* **Given records**:
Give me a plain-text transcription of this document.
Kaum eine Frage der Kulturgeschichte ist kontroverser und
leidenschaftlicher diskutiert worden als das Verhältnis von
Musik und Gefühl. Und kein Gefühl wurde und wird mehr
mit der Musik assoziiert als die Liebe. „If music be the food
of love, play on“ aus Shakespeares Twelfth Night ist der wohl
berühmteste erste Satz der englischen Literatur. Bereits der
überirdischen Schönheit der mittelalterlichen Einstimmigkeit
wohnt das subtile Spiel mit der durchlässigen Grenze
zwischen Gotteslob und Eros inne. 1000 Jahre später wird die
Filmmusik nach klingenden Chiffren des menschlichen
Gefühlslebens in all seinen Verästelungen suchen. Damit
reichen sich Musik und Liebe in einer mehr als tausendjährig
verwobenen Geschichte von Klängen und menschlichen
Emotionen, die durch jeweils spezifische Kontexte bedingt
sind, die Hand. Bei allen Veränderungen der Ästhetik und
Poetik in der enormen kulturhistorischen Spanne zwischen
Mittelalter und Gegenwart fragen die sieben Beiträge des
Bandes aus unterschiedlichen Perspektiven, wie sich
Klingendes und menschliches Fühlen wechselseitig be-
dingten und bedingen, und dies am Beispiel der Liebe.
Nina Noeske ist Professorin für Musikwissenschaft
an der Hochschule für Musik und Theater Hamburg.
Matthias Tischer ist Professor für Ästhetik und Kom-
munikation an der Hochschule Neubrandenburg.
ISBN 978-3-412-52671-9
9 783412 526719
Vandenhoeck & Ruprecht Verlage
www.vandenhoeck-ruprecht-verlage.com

* **Exercise directions**:
Give back the whole listing exactly as it reads.

* **Output**:
Give me a plain-text transcription of this document.
Kaum eine Frage der Kulturgeschichte ist kontroverser und
leidenschaftlicher diskutiert worden als das Verhältnis von
Musik und Gefühl. Und kein Gefühl wurde und wird mehr
mit der Musik assoziiert als die Liebe. „If music be the food
of love, play on“ aus Shakespeares Twelfth Night ist der wohl
berühmteste erste Satz der englischen Literatur. Bereits der
überirdischen Schönheit der mittelalterlichen Einstimmigkeit
wohnt das subtile Spiel mit der durchlässigen Grenze
zwischen Gotteslob und Eros inne. 1000 Jahre später wird die
Filmmusik nach klingenden Chiffren des menschlichen
Gefühlslebens in all seinen Verästelungen suchen. Damit
reichen sich Musik und Liebe in einer mehr als tausendjährig
verwobenen Geschichte von Klängen und menschlichen
Emotionen, die durch jeweils spezifische Kontexte bedingt
sind, die Hand. Bei allen Veränderungen der Ästhetik und
Poetik in der enormen kulturhistorischen Spanne zwischen
Mittelalter und Gegenwart fragen die sieben Beiträge des
Bandes aus unterschiedlichen Perspektiven, wie sich
Klingendes und menschliches Fühlen wechselseitig be-
dingten und bedingen, und dies am Beispiel der Liebe.
Nina Noeske ist Professorin für Musikwissenschaft
an der Hochschule für Musik und Theater Hamburg.
Matthias Tischer ist Professor für Ästhetik und Kom-
munikation an der Hochschule Neubrandenburg.
ISBN 978-3-412-52671-9
9 783412 526719
Vandenhoeck & Ruprecht Verlage
www.vandenhoeck-ruprecht-verlage.com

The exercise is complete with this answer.